### Material for this task
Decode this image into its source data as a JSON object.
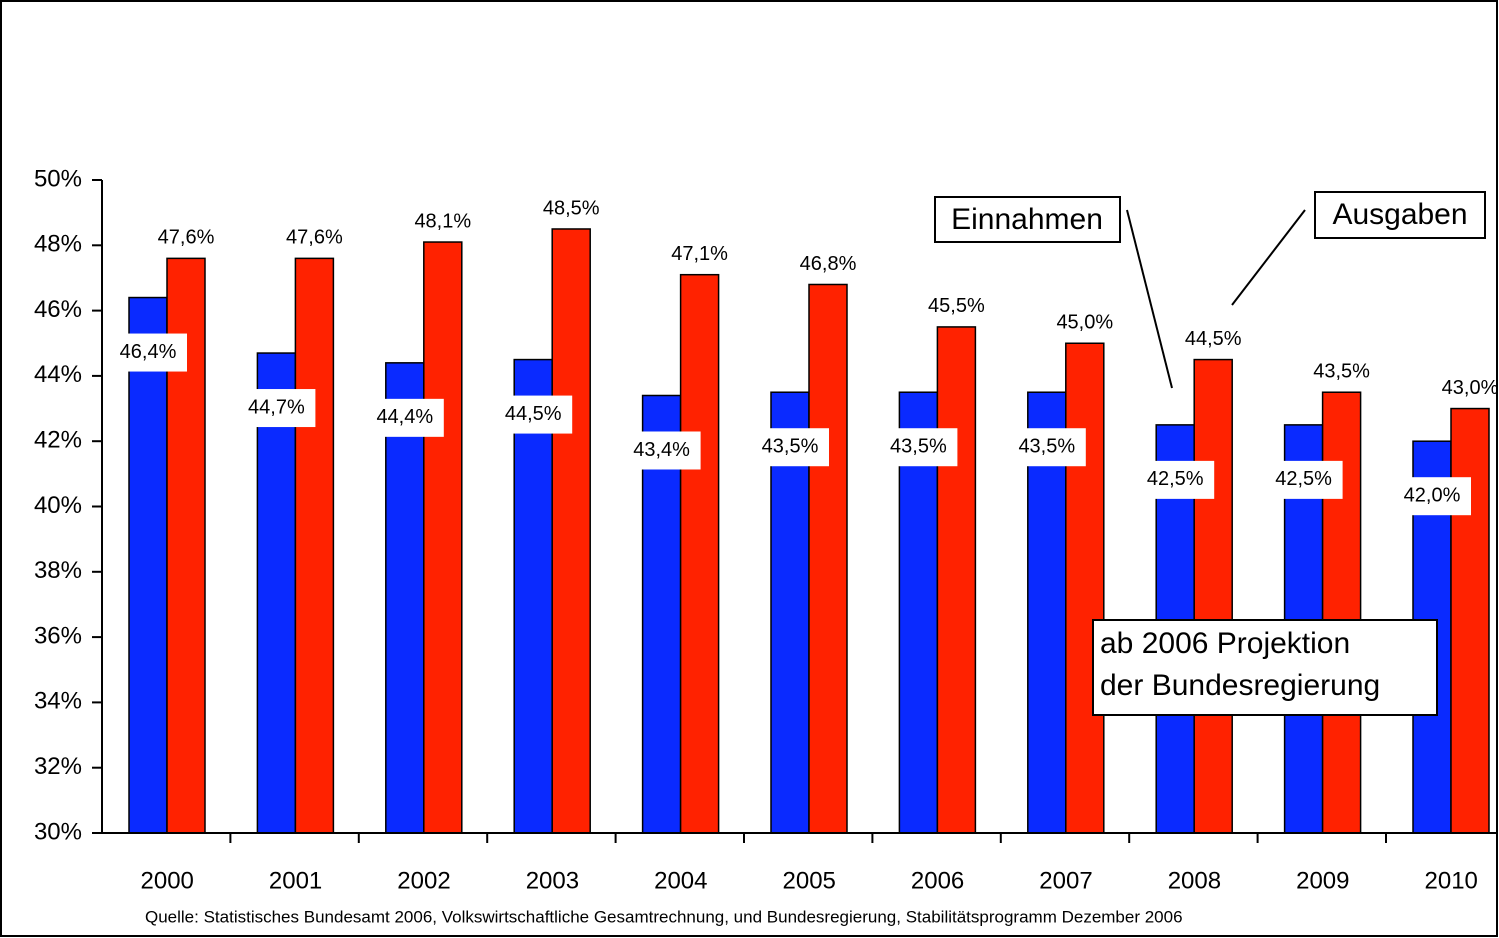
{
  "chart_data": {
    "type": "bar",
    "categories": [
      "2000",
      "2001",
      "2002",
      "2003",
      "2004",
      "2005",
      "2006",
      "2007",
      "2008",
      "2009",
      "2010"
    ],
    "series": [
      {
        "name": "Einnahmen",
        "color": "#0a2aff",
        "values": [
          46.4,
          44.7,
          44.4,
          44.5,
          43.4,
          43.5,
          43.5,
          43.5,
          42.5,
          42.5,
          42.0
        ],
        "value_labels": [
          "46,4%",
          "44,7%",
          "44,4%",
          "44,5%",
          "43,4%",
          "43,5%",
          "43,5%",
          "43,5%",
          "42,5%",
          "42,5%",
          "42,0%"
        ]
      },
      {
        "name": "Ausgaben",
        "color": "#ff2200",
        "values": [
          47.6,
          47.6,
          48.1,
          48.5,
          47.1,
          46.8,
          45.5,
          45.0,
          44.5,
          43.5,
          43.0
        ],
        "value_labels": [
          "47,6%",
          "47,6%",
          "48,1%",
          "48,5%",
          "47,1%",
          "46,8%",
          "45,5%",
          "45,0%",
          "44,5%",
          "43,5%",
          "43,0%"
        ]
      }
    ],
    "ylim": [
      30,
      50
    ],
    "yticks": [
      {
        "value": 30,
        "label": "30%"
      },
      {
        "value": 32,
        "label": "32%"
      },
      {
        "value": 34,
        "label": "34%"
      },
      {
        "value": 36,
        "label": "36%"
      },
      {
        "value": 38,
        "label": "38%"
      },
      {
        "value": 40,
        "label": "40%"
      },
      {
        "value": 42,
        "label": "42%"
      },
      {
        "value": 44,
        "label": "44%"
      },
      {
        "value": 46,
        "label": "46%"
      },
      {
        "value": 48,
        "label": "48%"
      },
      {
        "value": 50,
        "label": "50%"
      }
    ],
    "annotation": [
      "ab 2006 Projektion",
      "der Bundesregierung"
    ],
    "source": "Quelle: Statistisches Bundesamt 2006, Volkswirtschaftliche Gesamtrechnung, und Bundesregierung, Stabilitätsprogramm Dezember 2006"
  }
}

### Exercise objective
Search the records for the string "source" and return every line in which it occurs.

### Task solution
Decode this image into its source data as a JSON object.
    "source": "Quelle: Statistisches Bundesamt 2006, Volkswirtschaftliche Gesamtrechnung, und Bundesregierung, Stabilitätsprogramm Dezember 2006"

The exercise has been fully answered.